Tuesday, November 7 and Thursday, November 9, 2006

const Correctness

Topic

Constants in C++

- use of #define in C++ is highly discouraged because it can result in incorrect expressions
- Constants can be created from any variable by adding the keyword const  
- Constants are sometimes called "constant variables" because that is what they are, just variables that never change.
- Constants always must be initialized, using standard C variable initializations.
- Constants can be global, declared in the .h file.  This is considered good programming since a constant never changes and therefore rarely causes bugs in your program.
- You can also have constant instance variables inside a class.  They can be either public, protected, or private, as your design judgment dictates.  All are considered good programming.
- Constant instance variables are initialized in the constructor with the same syntax that you can use to initialize other instance variables.
-  For good programming style you should write constants as all CAPs, as you do in C. 
- Example Syntax:

const double PI = 3.14159;
const int MAXLENGTH = 256;

class Square
{
public:
    Square(int);

    const int NUMBEROFSIDES;
private:
    const double SQUAREROOTOFTWO;
    int sidelength;
};

Square::Square(int s): sidelength(s), NUMBEROFSIDES(4),
  SQUAREROOTOFTWO(1.414)
{
}

Constant pointers and the values they point at.

GIVEN DATA
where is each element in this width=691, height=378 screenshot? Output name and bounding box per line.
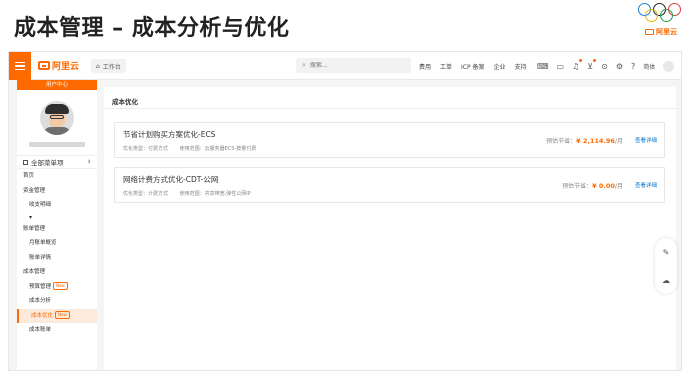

SHORT PROBLEM
Continue the notes on const correctness in C++ from the point where they stop.

ANSWER TO THIS EXERCISE
- Use of the keyword const with pointers can be a little confusing, because is the pointer itself constant, or what it points to constant.  
- To keep these two concepts separate in your mind, always read the data type backwards!  
- For instance, with the following declaration:

const double PI = 3.14159
const double* PI_PTR = Π
 

you should read the second line as "PI_PTR is a pointer to a double constant".  That clearly indicates that it is the value PI_PTR is pointing at that is constant, not the pointer itself.

- If you have the following declaration:

const double PI = 3.14159
double* const PI_PTR = Π
 

read it as "PI_PTR is a constant pointer to a double".  That clearly indicates that it is the address inside PI_PTR that is constant and cannot be changed.  What PI_PTR points at, however, could be changed.  (A different value for PI??  Sounds like a bug to me.)

- You could also have:

const double PI = 3.14159
const double* const PI_PTR = Π
 

which means "PI_PTR is a constant pointer to a double constant".   With that declaration, nothing can change!

Constant parameters

- A formal parameter in a function definition is just a local variable declaration, and therefore it can be declared constant.
- A constant formal parameter cannot be on the left side of an assignment statement inside the function.  In other words, you cannot try to change the constant parameter.  To do so is a compiler error
- Also, a constant formal parameter cannot be passed in a function call within your function definition, unless it is also passed to another constant formal parameter.  To try to use a const parameter in a nested function call to a non-const parameter will cause a compiler error.   

- Either a variable or a constant can be passed to a constant formal parameter, no problem.  Constant parameters are very safe and should be used whenever possible.  

void printline(const char* string)
{
    cout << string << endl;
}

- Notice in the previous function,  string is passed by a pointer.  Without the  const  would be pass-by-reference, but it is now essentially passed by value because it will be a compiler error if the code tried to change the string.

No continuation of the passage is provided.